▶

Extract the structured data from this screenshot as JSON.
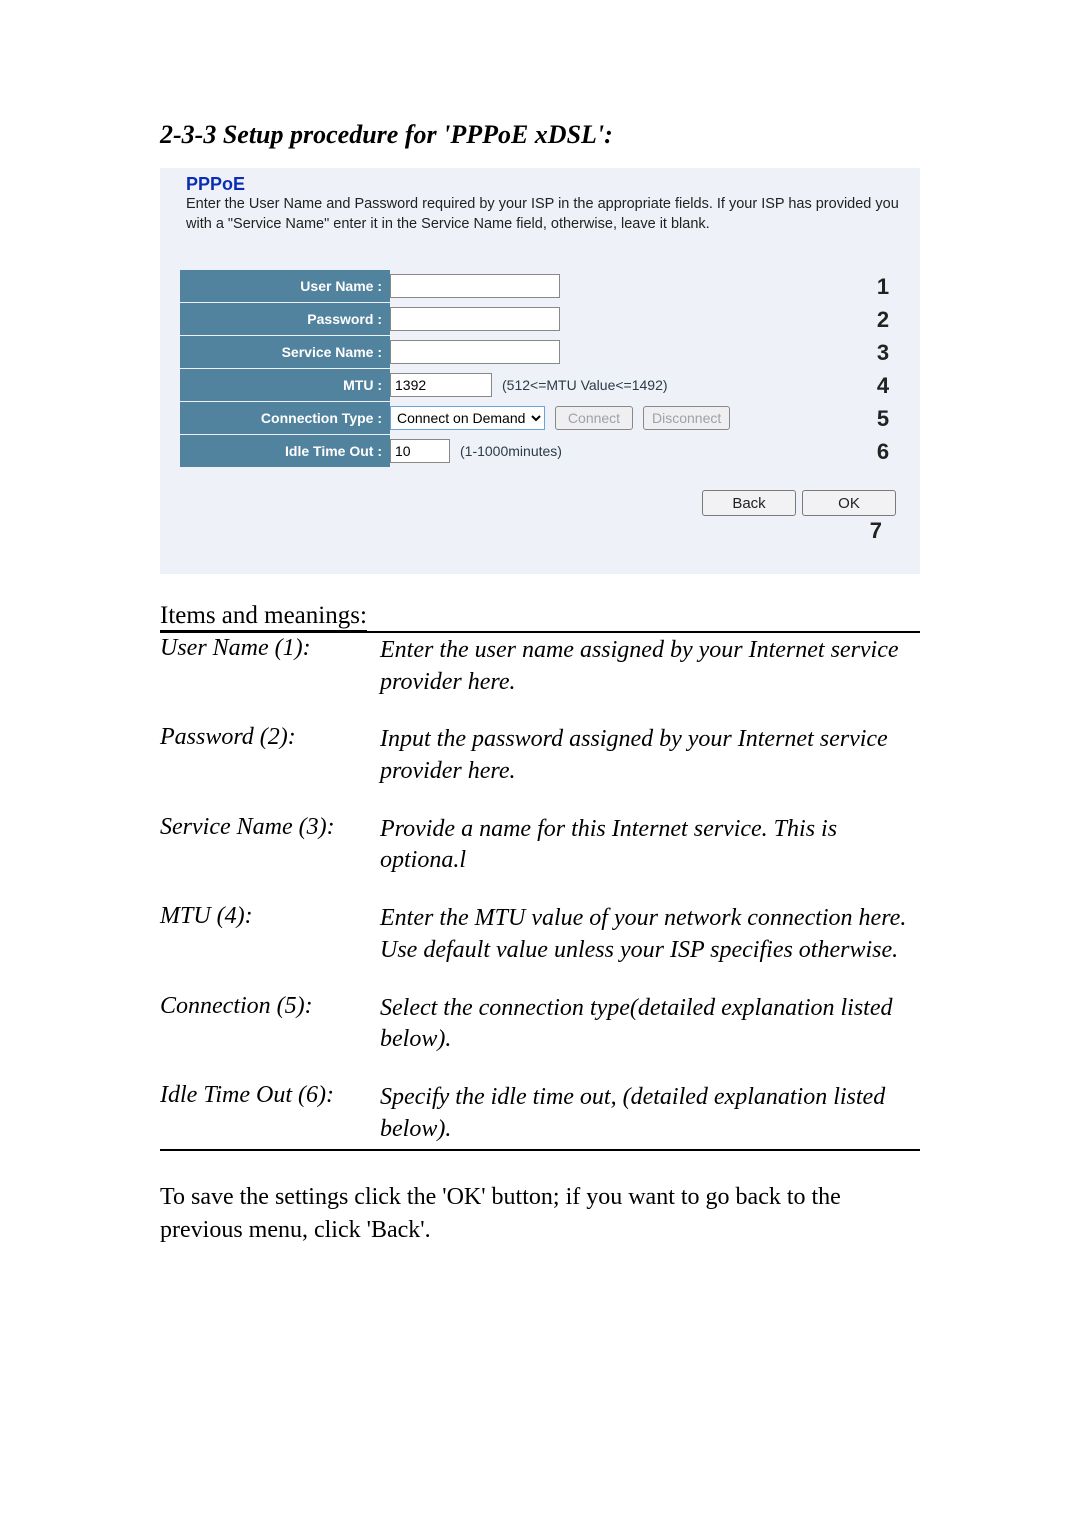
{
  "section_title": "2-3-3 Setup procedure for 'PPPoE xDSL':",
  "panel": {
    "title": "PPPoE",
    "desc": "Enter the User Name and Password required by your ISP in the appropriate fields. If your ISP has provided you with a \"Service Name\" enter it in the Service Name field, otherwise, leave it blank.",
    "rows": {
      "user_name_label": "User Name :",
      "password_label": "Password :",
      "service_name_label": "Service Name :",
      "mtu_label": "MTU :",
      "mtu_value": "1392",
      "mtu_hint": "(512<=MTU Value<=1492)",
      "conn_type_label": "Connection Type :",
      "conn_type_value": "Connect on Demand",
      "connect_btn": "Connect",
      "disconnect_btn": "Disconnect",
      "idle_label": "Idle Time Out :",
      "idle_value": "10",
      "idle_hint": "(1-1000minutes)"
    },
    "nums": {
      "n1": "1",
      "n2": "2",
      "n3": "3",
      "n4": "4",
      "n5": "5",
      "n6": "6",
      "n7": "7"
    },
    "back_btn": "Back",
    "ok_btn": "OK"
  },
  "items_heading": "Items and meanings:",
  "items": [
    {
      "term": "User Name (1):",
      "desc": "Enter the user name assigned by your Internet service provider here."
    },
    {
      "term": "Password (2):",
      "desc": "Input the password assigned by your Internet service provider here."
    },
    {
      "term": "Service Name (3):",
      "desc": "Provide a name for this Internet service. This is optiona.l"
    },
    {
      "term": "MTU (4):",
      "desc": "Enter the MTU value of your network connection here. Use default value unless your ISP specifies otherwise."
    },
    {
      "term": "Connection (5):",
      "desc": "Select the connection type(detailed explanation listed below)."
    },
    {
      "term": "Idle Time Out (6):",
      "desc": "Specify the idle time out, (detailed explanation listed below)."
    }
  ],
  "footer_note": "To save the settings click the 'OK' button; if you want to go back to the previous menu, click 'Back'."
}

◀

- **JOB**:
Do not include images; quote all of the entries above exactly.

- **WRITTEN RESPONSE**:
Extract the structured data from this screenshot as JSON.
{
  "section_title": "2-3-3 Setup procedure for 'PPPoE xDSL':",
  "panel": {
    "title": "PPPoE",
    "desc": "Enter the User Name and Password required by your ISP in the appropriate fields. If your ISP has provided you with a \"Service Name\" enter it in the Service Name field, otherwise, leave it blank.",
    "rows": {
      "user_name_label": "User Name :",
      "password_label": "Password :",
      "service_name_label": "Service Name :",
      "mtu_label": "MTU :",
      "mtu_value": "1392",
      "mtu_hint": "(512<=MTU Value<=1492)",
      "conn_type_label": "Connection Type :",
      "conn_type_value": "Connect on Demand",
      "connect_btn": "Connect",
      "disconnect_btn": "Disconnect",
      "idle_label": "Idle Time Out :",
      "idle_value": "10",
      "idle_hint": "(1-1000minutes)"
    },
    "nums": {
      "n1": "1",
      "n2": "2",
      "n3": "3",
      "n4": "4",
      "n5": "5",
      "n6": "6",
      "n7": "7"
    },
    "back_btn": "Back",
    "ok_btn": "OK"
  },
  "items_heading": "Items and meanings:",
  "items": [
    {
      "term": "User Name (1):",
      "desc": "Enter the user name assigned by your Internet service provider here."
    },
    {
      "term": "Password (2):",
      "desc": "Input the password assigned by your Internet service provider here."
    },
    {
      "term": "Service Name (3):",
      "desc": "Provide a name for this Internet service. This is optiona.l"
    },
    {
      "term": "MTU (4):",
      "desc": "Enter the MTU value of your network connection here. Use default value unless your ISP specifies otherwise."
    },
    {
      "term": "Connection (5):",
      "desc": "Select the connection type(detailed explanation listed below)."
    },
    {
      "term": "Idle Time Out (6):",
      "desc": "Specify the idle time out, (detailed explanation listed below)."
    }
  ],
  "footer_note": "To save the settings click the 'OK' button; if you want to go back to the previous menu, click 'Back'."
}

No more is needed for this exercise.